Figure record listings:

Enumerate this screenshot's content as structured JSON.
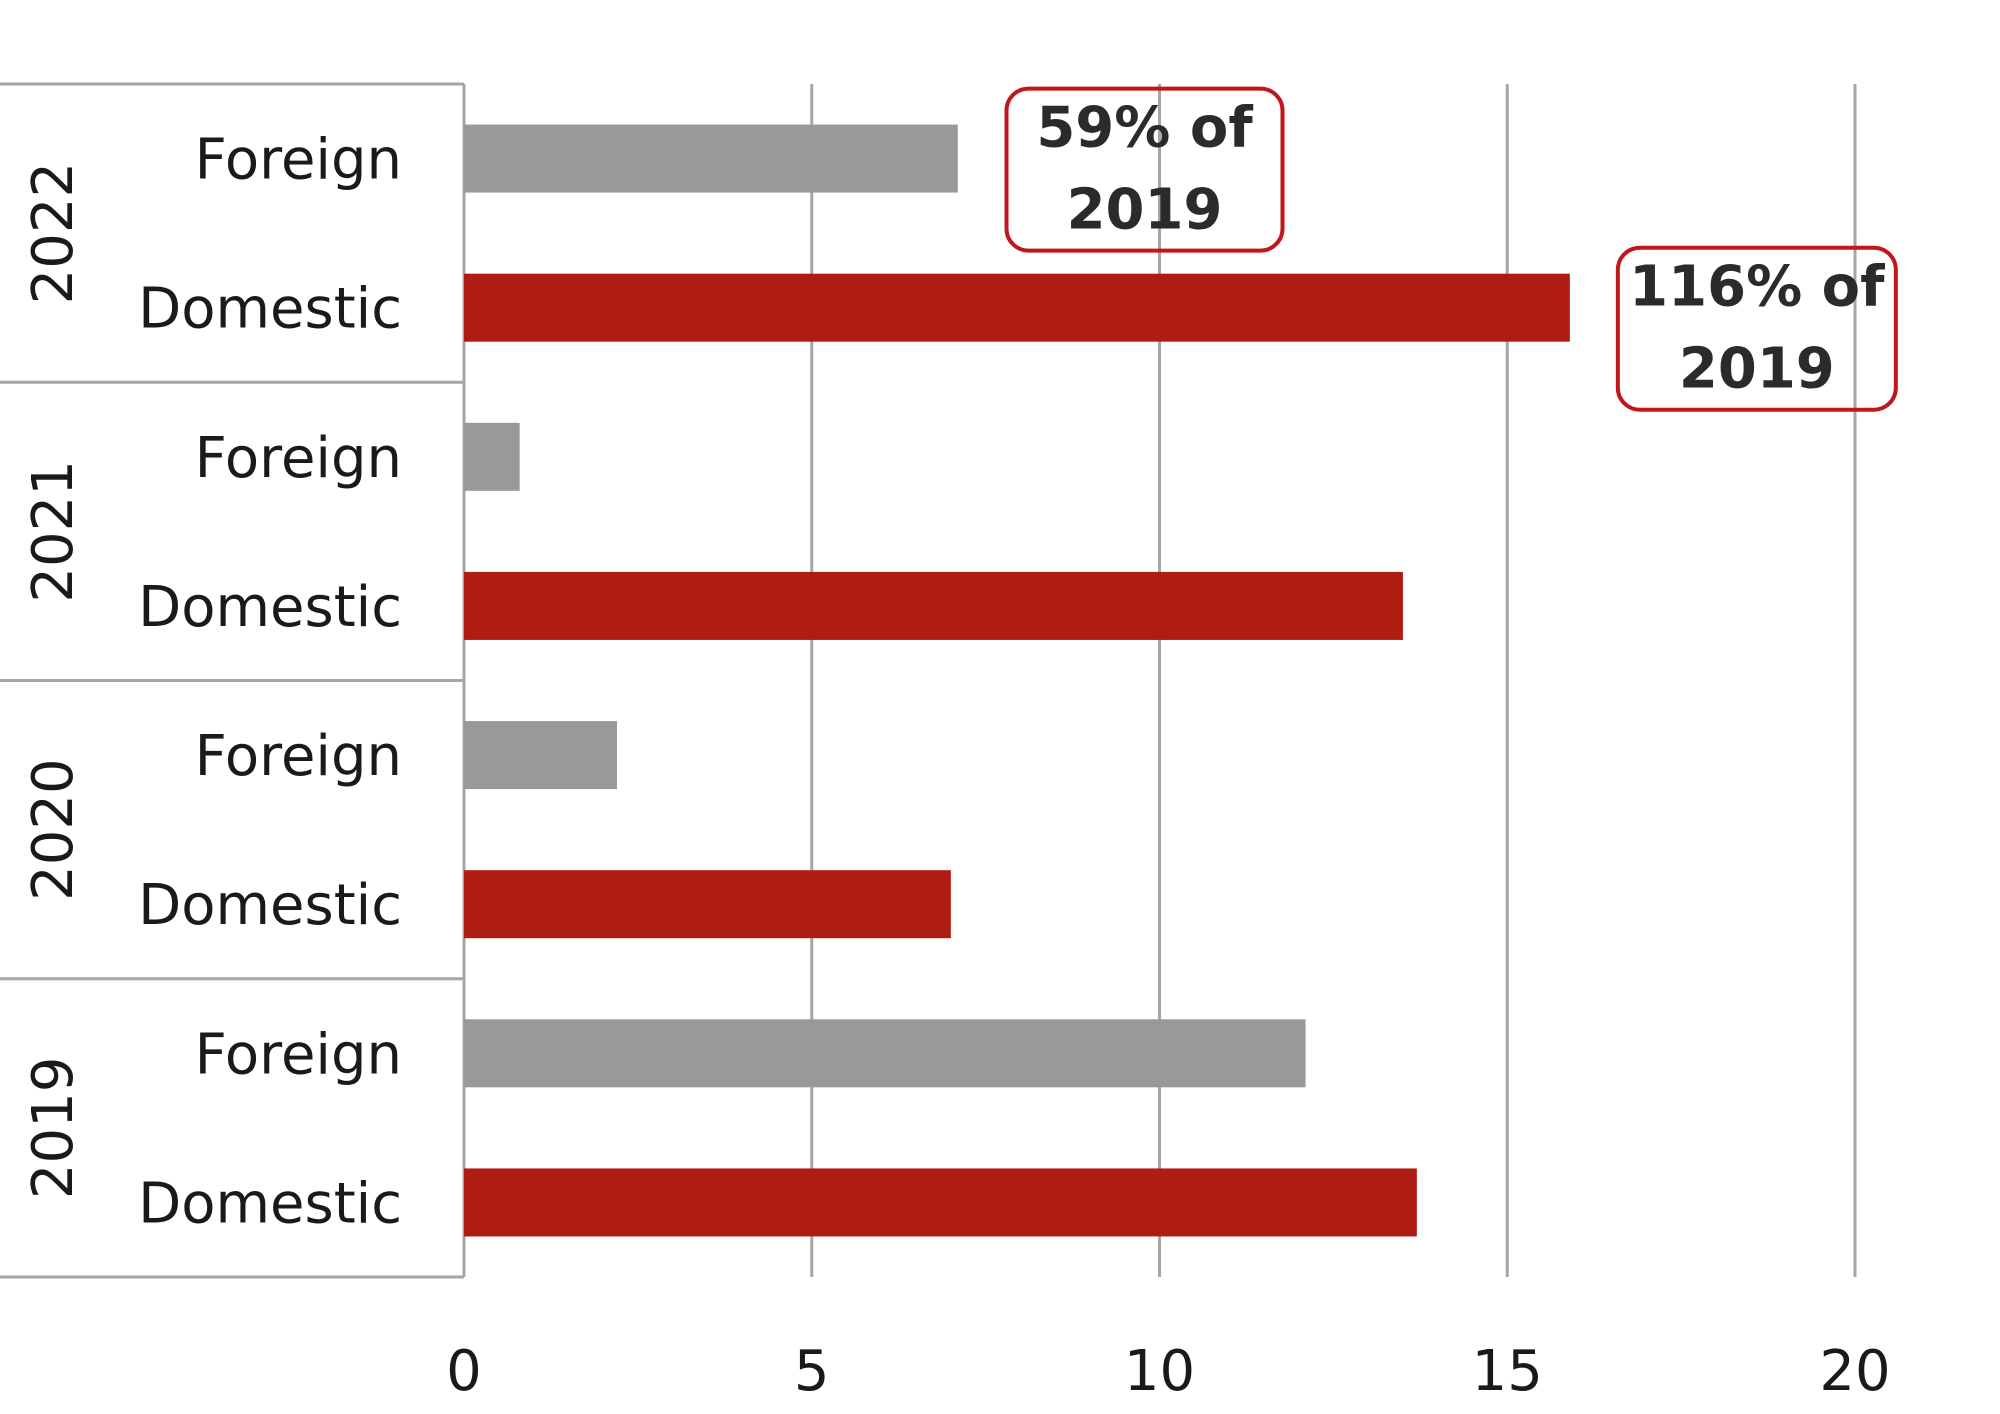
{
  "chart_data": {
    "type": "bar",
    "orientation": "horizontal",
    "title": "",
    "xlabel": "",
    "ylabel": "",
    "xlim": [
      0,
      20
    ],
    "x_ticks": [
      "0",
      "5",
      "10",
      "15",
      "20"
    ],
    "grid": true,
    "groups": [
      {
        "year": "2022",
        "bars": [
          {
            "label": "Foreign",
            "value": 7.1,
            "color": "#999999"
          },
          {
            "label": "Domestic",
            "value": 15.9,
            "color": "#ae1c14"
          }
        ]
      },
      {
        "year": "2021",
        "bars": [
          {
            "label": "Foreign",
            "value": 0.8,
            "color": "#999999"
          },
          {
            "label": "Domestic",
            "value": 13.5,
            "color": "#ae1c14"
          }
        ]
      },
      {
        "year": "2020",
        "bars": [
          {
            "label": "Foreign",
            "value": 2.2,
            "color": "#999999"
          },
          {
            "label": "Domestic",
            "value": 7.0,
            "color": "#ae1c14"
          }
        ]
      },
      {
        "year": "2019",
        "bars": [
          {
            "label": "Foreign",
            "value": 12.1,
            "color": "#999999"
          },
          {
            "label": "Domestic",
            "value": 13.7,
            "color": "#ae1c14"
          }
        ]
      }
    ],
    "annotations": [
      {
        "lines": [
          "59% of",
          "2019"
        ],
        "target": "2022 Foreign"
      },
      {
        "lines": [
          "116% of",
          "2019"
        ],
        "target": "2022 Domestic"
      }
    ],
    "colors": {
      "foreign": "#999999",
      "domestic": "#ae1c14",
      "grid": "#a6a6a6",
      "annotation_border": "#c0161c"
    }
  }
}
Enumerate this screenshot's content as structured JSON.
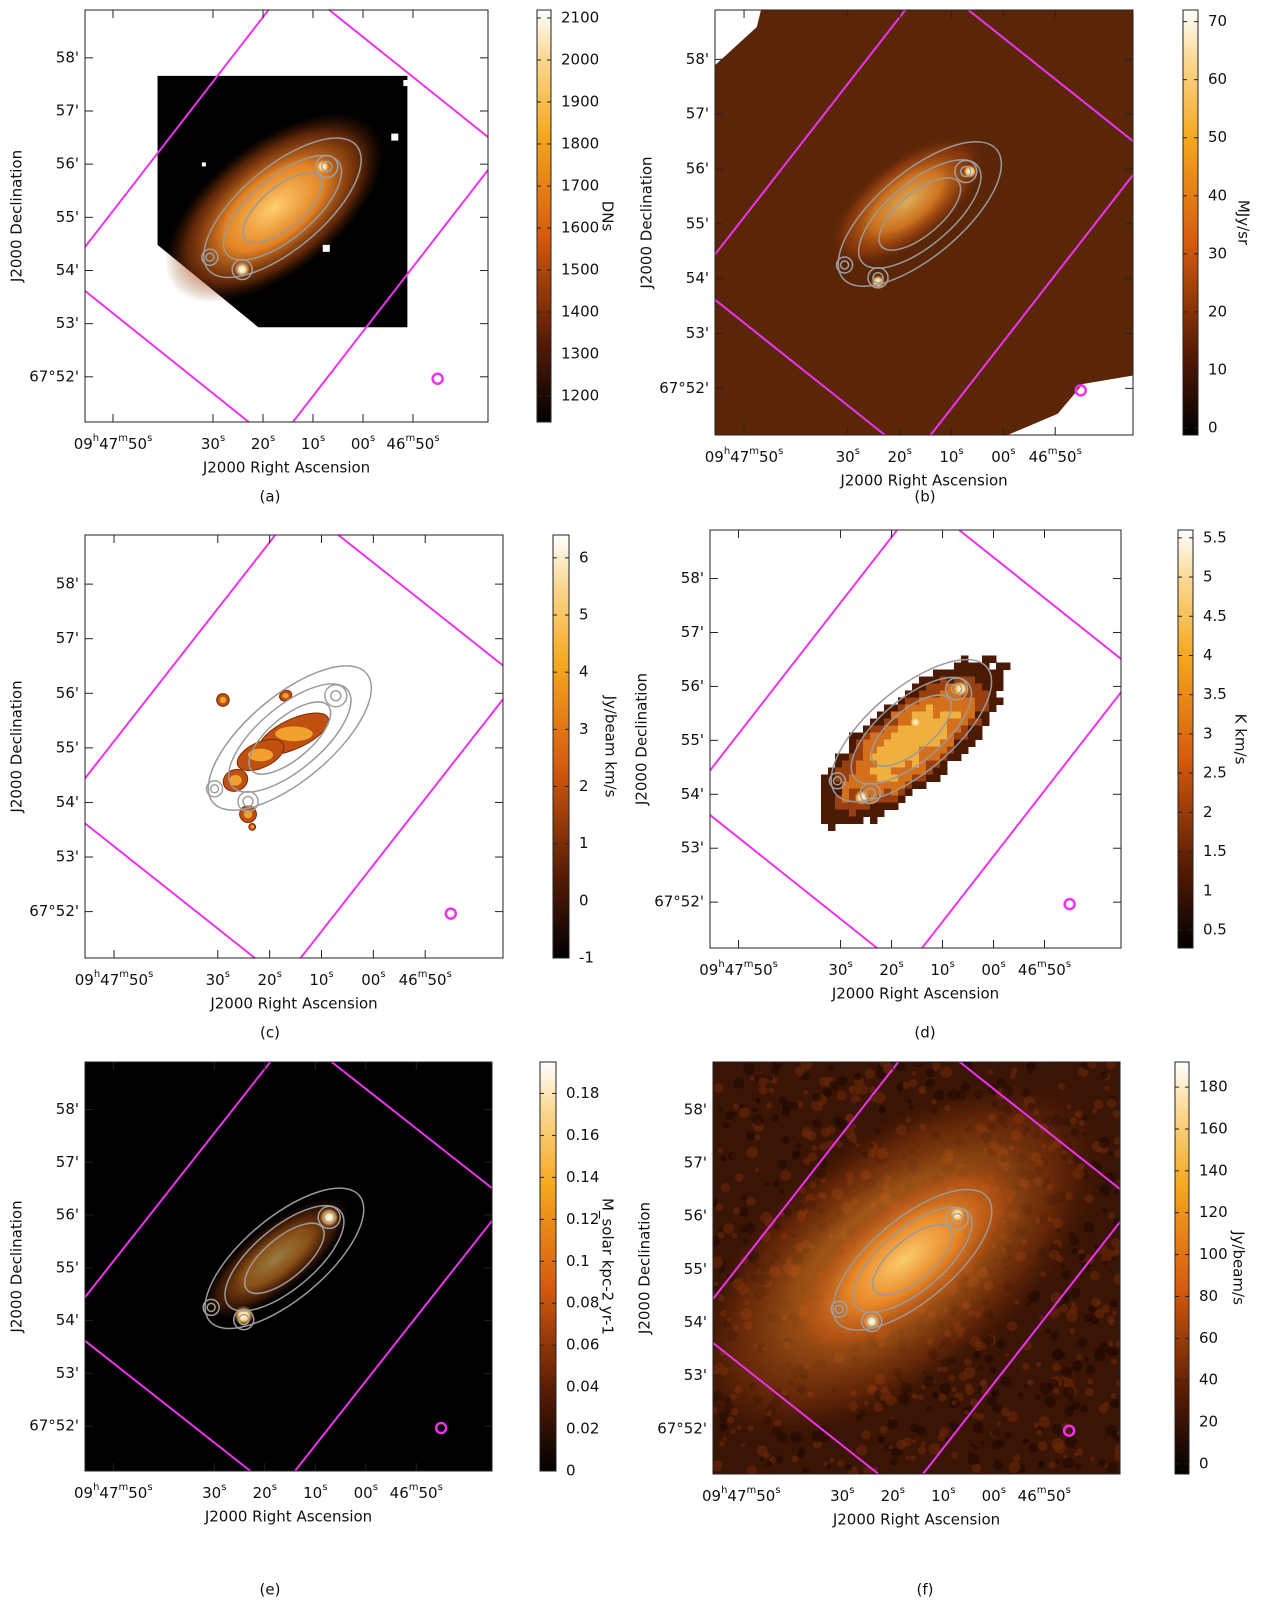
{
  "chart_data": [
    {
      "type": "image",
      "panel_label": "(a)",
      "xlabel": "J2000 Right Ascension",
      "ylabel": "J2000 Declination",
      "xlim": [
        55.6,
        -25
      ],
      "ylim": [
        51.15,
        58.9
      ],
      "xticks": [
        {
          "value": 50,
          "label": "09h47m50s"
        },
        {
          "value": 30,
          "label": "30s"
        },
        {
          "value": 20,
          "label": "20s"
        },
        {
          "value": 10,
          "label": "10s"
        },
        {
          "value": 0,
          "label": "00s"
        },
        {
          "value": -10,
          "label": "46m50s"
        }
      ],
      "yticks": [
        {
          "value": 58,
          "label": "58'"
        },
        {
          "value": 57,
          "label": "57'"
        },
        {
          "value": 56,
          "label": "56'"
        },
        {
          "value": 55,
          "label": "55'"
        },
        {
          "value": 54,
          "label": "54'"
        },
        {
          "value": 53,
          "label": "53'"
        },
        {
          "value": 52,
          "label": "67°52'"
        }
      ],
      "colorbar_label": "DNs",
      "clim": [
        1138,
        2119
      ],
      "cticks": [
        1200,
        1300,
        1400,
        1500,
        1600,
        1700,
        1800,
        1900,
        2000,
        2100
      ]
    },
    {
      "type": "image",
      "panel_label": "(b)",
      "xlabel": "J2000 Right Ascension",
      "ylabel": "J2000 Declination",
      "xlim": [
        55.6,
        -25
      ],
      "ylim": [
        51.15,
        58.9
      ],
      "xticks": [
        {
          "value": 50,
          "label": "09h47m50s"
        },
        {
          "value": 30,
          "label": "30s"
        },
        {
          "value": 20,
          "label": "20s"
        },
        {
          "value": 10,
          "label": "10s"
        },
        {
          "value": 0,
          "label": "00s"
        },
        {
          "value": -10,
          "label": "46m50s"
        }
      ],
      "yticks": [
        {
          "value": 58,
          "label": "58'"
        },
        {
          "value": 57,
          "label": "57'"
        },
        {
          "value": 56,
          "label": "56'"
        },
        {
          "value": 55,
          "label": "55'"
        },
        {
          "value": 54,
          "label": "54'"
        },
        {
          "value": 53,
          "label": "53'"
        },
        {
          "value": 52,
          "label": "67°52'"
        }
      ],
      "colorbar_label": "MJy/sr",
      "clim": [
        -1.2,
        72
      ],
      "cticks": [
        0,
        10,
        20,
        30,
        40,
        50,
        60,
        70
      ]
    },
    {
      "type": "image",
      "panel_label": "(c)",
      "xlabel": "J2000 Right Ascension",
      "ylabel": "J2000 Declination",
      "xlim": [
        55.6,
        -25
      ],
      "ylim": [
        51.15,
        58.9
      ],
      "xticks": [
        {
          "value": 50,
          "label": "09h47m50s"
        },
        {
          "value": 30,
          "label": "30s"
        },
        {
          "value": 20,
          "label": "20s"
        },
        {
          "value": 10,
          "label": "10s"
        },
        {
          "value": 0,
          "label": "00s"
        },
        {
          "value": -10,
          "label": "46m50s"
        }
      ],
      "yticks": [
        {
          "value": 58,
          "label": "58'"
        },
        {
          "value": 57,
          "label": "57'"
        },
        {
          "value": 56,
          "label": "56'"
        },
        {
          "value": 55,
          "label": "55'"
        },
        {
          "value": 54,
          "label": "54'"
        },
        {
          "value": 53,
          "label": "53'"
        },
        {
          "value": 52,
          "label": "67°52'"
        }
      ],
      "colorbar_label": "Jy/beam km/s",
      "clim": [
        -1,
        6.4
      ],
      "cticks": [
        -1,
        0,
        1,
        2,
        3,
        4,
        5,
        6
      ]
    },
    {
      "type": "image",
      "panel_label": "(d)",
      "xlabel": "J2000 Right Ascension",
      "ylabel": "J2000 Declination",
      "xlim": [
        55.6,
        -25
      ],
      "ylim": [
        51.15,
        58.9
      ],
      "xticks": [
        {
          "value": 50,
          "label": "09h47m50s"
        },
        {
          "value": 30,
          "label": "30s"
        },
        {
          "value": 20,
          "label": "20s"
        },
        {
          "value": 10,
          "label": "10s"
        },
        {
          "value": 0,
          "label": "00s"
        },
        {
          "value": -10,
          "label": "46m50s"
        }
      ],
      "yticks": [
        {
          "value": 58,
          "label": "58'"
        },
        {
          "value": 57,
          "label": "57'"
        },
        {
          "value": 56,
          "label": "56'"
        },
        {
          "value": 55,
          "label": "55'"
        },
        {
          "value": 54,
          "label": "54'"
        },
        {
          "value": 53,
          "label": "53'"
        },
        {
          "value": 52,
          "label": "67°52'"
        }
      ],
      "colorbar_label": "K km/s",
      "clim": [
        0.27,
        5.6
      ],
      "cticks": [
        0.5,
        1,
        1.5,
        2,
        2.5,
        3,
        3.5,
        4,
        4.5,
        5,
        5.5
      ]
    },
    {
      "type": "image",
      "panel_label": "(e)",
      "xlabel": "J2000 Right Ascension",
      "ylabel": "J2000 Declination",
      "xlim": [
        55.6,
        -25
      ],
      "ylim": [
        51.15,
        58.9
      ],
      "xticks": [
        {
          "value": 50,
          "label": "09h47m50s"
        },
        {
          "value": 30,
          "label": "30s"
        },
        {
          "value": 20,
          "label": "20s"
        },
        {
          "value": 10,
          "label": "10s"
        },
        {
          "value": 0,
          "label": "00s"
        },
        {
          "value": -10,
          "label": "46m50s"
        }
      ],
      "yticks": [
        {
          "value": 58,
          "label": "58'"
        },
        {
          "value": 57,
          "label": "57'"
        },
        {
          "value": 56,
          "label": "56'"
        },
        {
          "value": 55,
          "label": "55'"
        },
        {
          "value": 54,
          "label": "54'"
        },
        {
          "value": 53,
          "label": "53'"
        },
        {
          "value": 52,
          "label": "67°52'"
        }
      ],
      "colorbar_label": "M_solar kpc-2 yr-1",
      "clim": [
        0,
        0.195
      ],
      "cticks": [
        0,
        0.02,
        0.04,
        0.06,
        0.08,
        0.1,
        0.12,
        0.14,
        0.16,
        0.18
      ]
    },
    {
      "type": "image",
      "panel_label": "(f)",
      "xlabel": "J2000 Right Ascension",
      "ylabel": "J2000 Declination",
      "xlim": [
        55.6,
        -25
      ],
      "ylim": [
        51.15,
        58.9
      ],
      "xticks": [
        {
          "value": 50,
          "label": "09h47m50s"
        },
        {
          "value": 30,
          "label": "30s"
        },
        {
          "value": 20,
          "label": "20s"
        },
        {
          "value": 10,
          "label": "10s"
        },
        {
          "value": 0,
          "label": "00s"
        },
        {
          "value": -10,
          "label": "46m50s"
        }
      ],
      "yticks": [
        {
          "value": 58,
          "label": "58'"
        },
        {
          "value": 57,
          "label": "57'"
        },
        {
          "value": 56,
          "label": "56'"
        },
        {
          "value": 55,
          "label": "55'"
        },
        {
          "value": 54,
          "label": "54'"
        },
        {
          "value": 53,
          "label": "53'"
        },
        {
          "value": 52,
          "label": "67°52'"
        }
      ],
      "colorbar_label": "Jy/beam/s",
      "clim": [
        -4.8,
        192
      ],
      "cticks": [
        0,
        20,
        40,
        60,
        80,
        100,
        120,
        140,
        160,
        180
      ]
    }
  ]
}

INSTRUCTIONS TO FOLLOW
Show, from the listing above, each line that contains the word "year".

SOLUTION TO THE PROBLEM
        "year": "2022",
        "year": "2021",
        "year": "2020",
        "year": "2019",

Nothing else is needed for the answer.